---------- RECORDS SUPPLIED ----------

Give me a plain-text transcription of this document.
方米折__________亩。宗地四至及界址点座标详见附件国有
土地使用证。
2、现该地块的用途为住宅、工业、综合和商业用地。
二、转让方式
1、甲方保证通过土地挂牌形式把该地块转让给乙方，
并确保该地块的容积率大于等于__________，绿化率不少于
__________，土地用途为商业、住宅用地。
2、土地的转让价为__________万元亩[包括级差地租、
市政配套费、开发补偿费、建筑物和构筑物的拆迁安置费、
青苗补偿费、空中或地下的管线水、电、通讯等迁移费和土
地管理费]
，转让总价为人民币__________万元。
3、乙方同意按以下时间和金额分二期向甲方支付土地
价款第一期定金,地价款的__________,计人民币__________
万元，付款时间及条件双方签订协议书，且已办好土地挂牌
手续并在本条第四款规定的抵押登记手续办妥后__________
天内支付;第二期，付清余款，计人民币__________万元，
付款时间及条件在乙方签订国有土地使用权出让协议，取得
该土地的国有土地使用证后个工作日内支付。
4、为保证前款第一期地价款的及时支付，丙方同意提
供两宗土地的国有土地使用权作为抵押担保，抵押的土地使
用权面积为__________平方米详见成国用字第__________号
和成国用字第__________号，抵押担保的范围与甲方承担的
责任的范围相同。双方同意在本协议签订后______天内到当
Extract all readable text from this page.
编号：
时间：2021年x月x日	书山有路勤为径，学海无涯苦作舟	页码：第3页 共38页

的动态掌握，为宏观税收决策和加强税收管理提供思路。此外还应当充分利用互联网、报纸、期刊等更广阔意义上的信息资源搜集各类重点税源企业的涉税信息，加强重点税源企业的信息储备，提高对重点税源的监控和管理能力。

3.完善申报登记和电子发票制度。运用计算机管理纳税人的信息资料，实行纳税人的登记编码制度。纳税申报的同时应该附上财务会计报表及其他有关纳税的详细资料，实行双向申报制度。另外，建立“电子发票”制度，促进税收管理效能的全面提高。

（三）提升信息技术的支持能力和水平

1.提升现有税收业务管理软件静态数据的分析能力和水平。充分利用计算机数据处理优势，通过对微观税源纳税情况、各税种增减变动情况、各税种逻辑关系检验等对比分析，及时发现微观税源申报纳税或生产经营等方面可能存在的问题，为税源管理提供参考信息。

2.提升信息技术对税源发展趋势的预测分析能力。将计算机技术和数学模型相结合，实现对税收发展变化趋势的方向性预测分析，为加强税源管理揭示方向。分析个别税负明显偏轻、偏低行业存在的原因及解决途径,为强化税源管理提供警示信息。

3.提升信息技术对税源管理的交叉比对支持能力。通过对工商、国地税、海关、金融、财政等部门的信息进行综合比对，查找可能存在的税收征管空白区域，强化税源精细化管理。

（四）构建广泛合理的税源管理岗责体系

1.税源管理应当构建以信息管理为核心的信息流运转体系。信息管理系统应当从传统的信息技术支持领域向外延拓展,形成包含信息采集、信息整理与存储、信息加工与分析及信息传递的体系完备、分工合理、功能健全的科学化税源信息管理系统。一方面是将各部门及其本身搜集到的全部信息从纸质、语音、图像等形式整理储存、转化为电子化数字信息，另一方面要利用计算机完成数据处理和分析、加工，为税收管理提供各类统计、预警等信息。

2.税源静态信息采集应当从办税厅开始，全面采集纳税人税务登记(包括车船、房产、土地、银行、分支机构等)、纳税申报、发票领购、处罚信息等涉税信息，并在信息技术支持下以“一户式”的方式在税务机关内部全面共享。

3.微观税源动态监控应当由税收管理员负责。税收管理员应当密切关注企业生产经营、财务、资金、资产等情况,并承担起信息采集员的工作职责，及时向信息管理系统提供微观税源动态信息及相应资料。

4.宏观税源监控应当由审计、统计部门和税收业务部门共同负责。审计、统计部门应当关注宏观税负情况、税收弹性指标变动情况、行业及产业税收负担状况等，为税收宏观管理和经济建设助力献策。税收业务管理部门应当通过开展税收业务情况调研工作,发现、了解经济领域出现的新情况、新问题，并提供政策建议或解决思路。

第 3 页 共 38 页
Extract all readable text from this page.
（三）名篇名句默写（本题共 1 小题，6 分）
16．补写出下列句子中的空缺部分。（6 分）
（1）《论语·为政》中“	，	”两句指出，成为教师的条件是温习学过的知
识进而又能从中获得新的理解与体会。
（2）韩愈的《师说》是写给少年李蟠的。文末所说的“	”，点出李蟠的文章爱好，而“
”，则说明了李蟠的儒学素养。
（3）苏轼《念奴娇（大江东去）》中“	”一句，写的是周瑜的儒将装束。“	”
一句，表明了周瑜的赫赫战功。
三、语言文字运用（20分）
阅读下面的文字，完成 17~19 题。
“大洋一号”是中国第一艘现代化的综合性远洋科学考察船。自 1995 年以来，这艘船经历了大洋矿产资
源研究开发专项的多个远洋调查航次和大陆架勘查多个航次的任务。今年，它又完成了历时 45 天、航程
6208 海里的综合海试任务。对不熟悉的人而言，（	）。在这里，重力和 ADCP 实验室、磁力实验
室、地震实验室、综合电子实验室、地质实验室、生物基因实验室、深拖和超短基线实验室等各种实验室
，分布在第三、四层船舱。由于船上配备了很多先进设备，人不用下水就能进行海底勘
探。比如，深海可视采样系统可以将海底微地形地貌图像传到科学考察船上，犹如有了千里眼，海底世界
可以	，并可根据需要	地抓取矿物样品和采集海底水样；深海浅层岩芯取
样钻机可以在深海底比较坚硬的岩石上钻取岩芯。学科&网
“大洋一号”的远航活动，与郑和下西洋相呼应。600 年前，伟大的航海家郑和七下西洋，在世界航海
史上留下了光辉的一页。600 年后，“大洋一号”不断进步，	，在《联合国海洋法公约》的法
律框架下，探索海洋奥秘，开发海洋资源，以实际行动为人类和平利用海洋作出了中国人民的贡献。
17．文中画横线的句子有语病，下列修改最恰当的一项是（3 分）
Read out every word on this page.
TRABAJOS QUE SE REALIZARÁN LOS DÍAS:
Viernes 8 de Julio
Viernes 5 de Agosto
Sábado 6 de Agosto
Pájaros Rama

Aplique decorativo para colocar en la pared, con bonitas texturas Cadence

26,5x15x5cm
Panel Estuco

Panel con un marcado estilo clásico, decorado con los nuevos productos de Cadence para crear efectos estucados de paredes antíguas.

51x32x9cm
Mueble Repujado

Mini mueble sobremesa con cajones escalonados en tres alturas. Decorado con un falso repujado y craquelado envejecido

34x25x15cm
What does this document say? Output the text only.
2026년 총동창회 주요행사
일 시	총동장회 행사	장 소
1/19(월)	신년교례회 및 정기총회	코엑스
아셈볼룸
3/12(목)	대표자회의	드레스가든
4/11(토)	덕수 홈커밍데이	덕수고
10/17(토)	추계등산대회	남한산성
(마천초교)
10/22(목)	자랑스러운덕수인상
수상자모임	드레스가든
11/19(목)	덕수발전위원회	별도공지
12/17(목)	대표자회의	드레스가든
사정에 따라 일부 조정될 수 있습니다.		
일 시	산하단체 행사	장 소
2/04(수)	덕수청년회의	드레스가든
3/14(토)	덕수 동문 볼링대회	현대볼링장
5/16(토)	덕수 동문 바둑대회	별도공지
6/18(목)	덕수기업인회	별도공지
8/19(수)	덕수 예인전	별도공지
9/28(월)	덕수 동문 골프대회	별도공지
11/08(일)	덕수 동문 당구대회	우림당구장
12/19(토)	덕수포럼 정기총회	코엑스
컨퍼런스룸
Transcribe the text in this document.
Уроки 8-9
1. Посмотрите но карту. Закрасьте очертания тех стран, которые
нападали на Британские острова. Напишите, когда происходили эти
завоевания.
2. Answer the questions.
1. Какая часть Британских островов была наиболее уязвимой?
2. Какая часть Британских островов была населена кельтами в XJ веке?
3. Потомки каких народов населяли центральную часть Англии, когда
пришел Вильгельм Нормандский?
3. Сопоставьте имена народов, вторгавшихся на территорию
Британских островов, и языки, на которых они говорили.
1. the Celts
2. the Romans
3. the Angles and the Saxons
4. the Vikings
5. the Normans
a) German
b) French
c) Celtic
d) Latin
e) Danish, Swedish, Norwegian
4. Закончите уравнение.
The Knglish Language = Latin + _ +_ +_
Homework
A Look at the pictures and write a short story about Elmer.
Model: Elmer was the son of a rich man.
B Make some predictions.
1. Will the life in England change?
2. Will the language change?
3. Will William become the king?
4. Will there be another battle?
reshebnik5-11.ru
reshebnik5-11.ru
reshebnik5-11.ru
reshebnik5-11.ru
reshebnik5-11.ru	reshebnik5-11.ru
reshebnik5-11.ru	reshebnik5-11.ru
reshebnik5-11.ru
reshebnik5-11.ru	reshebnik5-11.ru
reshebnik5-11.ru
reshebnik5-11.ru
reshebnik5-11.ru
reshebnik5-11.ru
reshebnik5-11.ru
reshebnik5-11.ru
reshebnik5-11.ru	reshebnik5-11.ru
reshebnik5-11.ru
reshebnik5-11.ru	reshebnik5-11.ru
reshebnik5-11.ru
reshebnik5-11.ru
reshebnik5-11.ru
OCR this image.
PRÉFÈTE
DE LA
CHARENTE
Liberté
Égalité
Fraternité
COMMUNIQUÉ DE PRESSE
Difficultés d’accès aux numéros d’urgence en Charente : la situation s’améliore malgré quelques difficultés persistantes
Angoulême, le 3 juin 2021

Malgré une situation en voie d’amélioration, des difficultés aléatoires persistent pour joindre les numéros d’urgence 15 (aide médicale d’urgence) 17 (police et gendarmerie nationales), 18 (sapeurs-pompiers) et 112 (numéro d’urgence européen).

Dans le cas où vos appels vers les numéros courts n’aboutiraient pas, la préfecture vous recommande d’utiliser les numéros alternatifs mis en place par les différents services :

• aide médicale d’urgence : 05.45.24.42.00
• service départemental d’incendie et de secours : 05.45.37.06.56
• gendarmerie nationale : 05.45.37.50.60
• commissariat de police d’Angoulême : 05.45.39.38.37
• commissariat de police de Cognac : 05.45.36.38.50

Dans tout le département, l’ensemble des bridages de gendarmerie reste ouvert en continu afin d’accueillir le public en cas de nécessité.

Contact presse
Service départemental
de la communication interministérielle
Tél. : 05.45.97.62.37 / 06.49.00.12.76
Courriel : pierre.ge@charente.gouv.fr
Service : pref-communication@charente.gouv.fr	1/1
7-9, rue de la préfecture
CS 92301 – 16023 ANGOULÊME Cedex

----------

**TASK GOAL**
Write out exactly the lines starting with the one that holds "OCR this image." and running through the last line above.

**ANSWER TO THE TASK**
OCR this image.
PRÉFÈTE
DE LA
CHARENTE
Liberté
Égalité
Fraternité
COMMUNIQUÉ DE PRESSE
Difficultés d’accès aux numéros d’urgence en Charente : la situation s’améliore malgré quelques difficultés persistantes
Angoulême, le 3 juin 2021

Malgré une situation en voie d’amélioration, des difficultés aléatoires persistent pour joindre les numéros d’urgence 15 (aide médicale d’urgence) 17 (police et gendarmerie nationales), 18 (sapeurs-pompiers) et 112 (numéro d’urgence européen).

Dans le cas où vos appels vers les numéros courts n’aboutiraient pas, la préfecture vous recommande d’utiliser les numéros alternatifs mis en place par les différents services :

• aide médicale d’urgence : 05.45.24.42.00
• service départemental d’incendie et de secours : 05.45.37.06.56
• gendarmerie nationale : 05.45.37.50.60
• commissariat de police d’Angoulême : 05.45.39.38.37
• commissariat de police de Cognac : 05.45.36.38.50

Dans tout le département, l’ensemble des bridages de gendarmerie reste ouvert en continu afin d’accueillir le public en cas de nécessité.

Contact presse
Service départemental
de la communication interministérielle
Tél. : 05.45.97.62.37 / 06.49.00.12.76
Courriel : pierre.ge@charente.gouv.fr
Service : pref-communication@charente.gouv.fr	1/1
7-9, rue de la préfecture
CS 92301 – 16023 ANGOULÊME Cedex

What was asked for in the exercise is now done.